** Start of Exercise inputs **
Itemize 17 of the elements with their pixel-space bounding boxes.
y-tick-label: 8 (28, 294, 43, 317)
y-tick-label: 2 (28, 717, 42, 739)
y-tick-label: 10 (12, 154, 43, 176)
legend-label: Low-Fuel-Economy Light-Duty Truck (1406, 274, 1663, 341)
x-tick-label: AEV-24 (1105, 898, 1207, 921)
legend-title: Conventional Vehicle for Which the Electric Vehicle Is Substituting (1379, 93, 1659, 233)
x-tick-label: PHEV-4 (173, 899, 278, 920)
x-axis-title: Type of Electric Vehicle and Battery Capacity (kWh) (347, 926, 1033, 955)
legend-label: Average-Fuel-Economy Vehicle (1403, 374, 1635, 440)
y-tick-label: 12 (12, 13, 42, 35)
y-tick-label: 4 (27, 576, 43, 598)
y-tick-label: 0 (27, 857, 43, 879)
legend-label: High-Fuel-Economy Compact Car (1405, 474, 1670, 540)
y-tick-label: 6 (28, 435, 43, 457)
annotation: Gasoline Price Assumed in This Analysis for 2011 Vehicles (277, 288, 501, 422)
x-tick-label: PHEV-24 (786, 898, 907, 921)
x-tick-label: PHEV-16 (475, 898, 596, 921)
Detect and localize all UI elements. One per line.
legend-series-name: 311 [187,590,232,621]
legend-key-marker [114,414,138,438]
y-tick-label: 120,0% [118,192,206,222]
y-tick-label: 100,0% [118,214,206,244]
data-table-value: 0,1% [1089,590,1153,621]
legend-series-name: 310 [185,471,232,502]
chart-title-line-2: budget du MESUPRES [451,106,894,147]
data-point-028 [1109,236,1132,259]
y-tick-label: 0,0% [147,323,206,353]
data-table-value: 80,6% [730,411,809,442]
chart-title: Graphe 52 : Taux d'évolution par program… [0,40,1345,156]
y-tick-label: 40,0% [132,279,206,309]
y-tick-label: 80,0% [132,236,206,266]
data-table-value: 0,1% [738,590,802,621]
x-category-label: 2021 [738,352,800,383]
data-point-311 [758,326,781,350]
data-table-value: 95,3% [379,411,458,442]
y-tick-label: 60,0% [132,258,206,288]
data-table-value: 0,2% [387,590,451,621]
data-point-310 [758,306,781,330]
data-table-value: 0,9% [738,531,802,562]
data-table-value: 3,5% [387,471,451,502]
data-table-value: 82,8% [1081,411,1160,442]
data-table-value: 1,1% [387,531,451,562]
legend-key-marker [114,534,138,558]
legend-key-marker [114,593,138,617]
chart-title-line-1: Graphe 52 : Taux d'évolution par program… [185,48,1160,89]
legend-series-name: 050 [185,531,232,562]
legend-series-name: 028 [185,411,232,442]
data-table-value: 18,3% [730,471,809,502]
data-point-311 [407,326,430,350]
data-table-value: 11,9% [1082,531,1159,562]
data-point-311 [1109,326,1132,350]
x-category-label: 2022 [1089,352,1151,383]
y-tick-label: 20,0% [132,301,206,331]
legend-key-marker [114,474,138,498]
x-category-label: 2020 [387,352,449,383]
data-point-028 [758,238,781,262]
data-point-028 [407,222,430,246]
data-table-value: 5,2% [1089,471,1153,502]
** End of Exercise inputs **
▶ _What the task requires_
Rewrite the lines from the start of the records through the line containing "legend-label: Average-Fuel-Economy Vehicle", both included, substituting "Plug-In Vehicle" for every "Electric Vehicle" and changing nothing else.

▶ _Answer to the exercise_
Itemize 17 of the elements with their pixel-space bounding boxes.
y-tick-label: 8 (28, 294, 43, 317)
y-tick-label: 2 (28, 717, 42, 739)
y-tick-label: 10 (12, 154, 43, 176)
legend-label: Low-Fuel-Economy Light-Duty Truck (1406, 274, 1663, 341)
x-tick-label: AEV-24 (1105, 898, 1207, 921)
legend-title: Conventional Vehicle for Which the Plug-In Vehicle Is Substituting (1379, 93, 1659, 233)
x-tick-label: PHEV-4 (173, 899, 278, 920)
x-axis-title: Type of Plug-In Vehicle and Battery Capacity (kWh) (347, 926, 1033, 955)
legend-label: Average-Fuel-Economy Vehicle (1403, 374, 1635, 440)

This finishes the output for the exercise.